» Problem details
Copy the material below line by line, with every character unchanged.

» Data excerpts
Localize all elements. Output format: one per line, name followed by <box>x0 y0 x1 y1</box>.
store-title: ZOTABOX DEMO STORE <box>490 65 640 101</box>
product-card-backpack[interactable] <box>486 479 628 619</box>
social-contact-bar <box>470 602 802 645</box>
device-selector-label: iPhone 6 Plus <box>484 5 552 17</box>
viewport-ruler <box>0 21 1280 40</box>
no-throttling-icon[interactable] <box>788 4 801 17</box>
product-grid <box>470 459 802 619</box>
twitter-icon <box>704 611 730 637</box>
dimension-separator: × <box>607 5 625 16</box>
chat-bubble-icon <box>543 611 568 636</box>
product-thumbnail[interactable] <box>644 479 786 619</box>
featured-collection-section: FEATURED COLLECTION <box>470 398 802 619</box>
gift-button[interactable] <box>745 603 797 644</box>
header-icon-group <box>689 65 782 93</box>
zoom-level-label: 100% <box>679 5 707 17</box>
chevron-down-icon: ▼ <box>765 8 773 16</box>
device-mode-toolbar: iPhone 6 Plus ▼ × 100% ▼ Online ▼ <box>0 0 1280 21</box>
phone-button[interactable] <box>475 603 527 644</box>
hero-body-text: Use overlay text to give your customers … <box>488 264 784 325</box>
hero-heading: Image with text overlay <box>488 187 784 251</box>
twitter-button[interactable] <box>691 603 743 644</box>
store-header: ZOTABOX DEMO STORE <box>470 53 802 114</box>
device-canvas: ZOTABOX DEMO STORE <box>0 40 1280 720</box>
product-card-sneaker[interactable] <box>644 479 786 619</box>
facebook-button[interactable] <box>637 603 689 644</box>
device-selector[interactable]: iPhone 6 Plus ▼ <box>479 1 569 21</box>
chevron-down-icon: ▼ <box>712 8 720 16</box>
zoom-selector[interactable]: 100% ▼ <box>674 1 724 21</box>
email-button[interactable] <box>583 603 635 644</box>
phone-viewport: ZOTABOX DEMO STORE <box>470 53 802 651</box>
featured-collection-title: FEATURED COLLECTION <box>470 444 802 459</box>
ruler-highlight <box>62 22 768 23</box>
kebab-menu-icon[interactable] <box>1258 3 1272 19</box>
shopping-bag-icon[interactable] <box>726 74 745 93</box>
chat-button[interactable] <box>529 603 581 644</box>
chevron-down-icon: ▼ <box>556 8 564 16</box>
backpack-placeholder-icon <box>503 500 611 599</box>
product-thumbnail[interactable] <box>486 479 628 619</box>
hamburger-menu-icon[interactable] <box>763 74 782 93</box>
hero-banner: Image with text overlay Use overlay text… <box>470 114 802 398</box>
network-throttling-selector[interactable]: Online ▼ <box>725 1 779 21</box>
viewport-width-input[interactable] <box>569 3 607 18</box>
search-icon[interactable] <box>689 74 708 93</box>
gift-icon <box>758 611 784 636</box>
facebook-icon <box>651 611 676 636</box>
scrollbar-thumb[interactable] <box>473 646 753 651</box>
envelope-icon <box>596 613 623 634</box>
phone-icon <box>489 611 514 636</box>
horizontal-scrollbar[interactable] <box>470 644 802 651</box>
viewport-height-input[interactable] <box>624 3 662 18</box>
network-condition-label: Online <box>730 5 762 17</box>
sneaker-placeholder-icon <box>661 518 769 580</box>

» Solution for this problem
Localize all elements. Output format: one per line, name followed by <box>x0 y0 x1 y1</box>.
store-title: ZOTABOX DEMO STORE <box>490 65 640 101</box>
product-card-backpack[interactable] <box>486 479 628 619</box>
social-contact-bar <box>470 602 802 645</box>
device-selector-label: iPhone 6 Plus <box>484 5 552 17</box>
viewport-ruler <box>0 21 1280 40</box>
no-throttling-icon[interactable] <box>788 4 801 17</box>
product-grid <box>470 459 802 619</box>
twitter-icon <box>704 611 730 637</box>
dimension-separator: × <box>607 5 625 16</box>
chat-bubble-icon <box>543 611 568 636</box>
product-thumbnail[interactable] <box>644 479 786 619</box>
featured-collection-section: FEATURED COLLECTION <box>470 398 802 619</box>
gift-button[interactable] <box>745 603 797 644</box>
header-icon-group <box>689 65 782 93</box>
zoom-level-label: 100% <box>679 5 707 17</box>
chevron-down-icon: ▼ <box>765 8 773 16</box>
device-mode-toolbar: iPhone 6 Plus ▼ × 100% ▼ Online ▼ <box>0 0 1280 21</box>
phone-button[interactable] <box>475 603 527 644</box>
hero-body-text: Use overlay text to give your customers … <box>488 264 784 325</box>
hero-heading: Image with text overlay <box>488 187 784 251</box>
twitter-button[interactable] <box>691 603 743 644</box>
store-header: ZOTABOX DEMO STORE <box>470 53 802 114</box>
device-canvas: ZOTABOX DEMO STORE <box>0 40 1280 720</box>
product-card-sneaker[interactable] <box>644 479 786 619</box>
facebook-button[interactable] <box>637 603 689 644</box>
device-selector[interactable]: iPhone 6 Plus ▼ <box>479 1 569 21</box>
chevron-down-icon: ▼ <box>712 8 720 16</box>
zoom-selector[interactable]: 100% ▼ <box>674 1 724 21</box>
email-button[interactable] <box>583 603 635 644</box>
phone-viewport: ZOTABOX DEMO STORE <box>470 53 802 651</box>
featured-collection-title: FEATURED COLLECTION <box>470 444 802 459</box>
ruler-highlight <box>62 22 768 23</box>
kebab-menu-icon[interactable] <box>1258 3 1272 19</box>
shopping-bag-icon[interactable] <box>726 74 745 93</box>
chat-button[interactable] <box>529 603 581 644</box>
chevron-down-icon: ▼ <box>556 8 564 16</box>
backpack-placeholder-icon <box>503 500 611 599</box>
product-thumbnail[interactable] <box>486 479 628 619</box>
hamburger-menu-icon[interactable] <box>763 74 782 93</box>
hero-banner: Image with text overlay Use overlay text… <box>470 114 802 398</box>
network-throttling-selector[interactable]: Online ▼ <box>725 1 779 21</box>
viewport-width-input[interactable] <box>569 3 607 18</box>
search-icon[interactable] <box>689 74 708 93</box>
gift-icon <box>758 611 784 636</box>
facebook-icon <box>651 611 676 636</box>
scrollbar-thumb[interactable] <box>473 646 753 651</box>
envelope-icon <box>596 613 623 634</box>
phone-icon <box>489 611 514 636</box>
horizontal-scrollbar[interactable] <box>470 644 802 651</box>
viewport-height-input[interactable] <box>624 3 662 18</box>
network-condition-label: Online <box>730 5 762 17</box>
sneaker-placeholder-icon <box>661 518 769 580</box>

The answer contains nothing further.